• _Task requirements_
All records should be reproduced verbatim.

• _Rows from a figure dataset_
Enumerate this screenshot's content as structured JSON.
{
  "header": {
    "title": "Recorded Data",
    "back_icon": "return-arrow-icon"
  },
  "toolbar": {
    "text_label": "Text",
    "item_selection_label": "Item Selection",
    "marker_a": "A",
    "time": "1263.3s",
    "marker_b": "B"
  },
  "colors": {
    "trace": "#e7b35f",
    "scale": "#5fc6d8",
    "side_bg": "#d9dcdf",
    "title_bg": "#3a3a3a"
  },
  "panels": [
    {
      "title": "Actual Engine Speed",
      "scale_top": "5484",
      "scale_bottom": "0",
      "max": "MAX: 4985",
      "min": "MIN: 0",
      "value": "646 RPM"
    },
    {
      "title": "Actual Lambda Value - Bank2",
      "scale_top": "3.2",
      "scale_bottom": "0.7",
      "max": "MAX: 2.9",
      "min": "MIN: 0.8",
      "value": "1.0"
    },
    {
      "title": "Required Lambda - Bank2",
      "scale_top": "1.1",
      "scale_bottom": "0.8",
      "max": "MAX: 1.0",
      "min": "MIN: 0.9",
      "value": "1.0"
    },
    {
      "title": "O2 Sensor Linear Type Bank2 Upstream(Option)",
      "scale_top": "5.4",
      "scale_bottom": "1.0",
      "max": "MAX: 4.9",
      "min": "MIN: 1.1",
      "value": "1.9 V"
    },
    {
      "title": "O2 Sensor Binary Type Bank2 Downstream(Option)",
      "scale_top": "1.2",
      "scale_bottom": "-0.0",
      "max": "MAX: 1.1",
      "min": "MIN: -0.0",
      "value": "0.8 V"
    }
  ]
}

• _Response to this task_
Enumerate this screenshot's content as structured JSON.
{
  "header": {
    "title": "Recorded Data",
    "back_icon": "return-arrow-icon"
  },
  "toolbar": {
    "text_label": "Text",
    "item_selection_label": "Item Selection",
    "marker_a": "A",
    "time": "1263.3s",
    "marker_b": "B"
  },
  "colors": {
    "trace": "#e7b35f",
    "scale": "#5fc6d8",
    "side_bg": "#d9dcdf",
    "title_bg": "#3a3a3a"
  },
  "panels": [
    {
      "title": "Actual Engine Speed",
      "scale_top": "5484",
      "scale_bottom": "0",
      "max": "MAX: 4985",
      "min": "MIN: 0",
      "value": "646 RPM"
    },
    {
      "title": "Actual Lambda Value - Bank2",
      "scale_top": "3.2",
      "scale_bottom": "0.7",
      "max": "MAX: 2.9",
      "min": "MIN: 0.8",
      "value": "1.0"
    },
    {
      "title": "Required Lambda - Bank2",
      "scale_top": "1.1",
      "scale_bottom": "0.8",
      "max": "MAX: 1.0",
      "min": "MIN: 0.9",
      "value": "1.0"
    },
    {
      "title": "O2 Sensor Linear Type Bank2 Upstream(Option)",
      "scale_top": "5.4",
      "scale_bottom": "1.0",
      "max": "MAX: 4.9",
      "min": "MIN: 1.1",
      "value": "1.9 V"
    },
    {
      "title": "O2 Sensor Binary Type Bank2 Downstream(Option)",
      "scale_top": "1.2",
      "scale_bottom": "-0.0",
      "max": "MAX: 1.1",
      "min": "MIN: -0.0",
      "value": "0.8 V"
    }
  ]
}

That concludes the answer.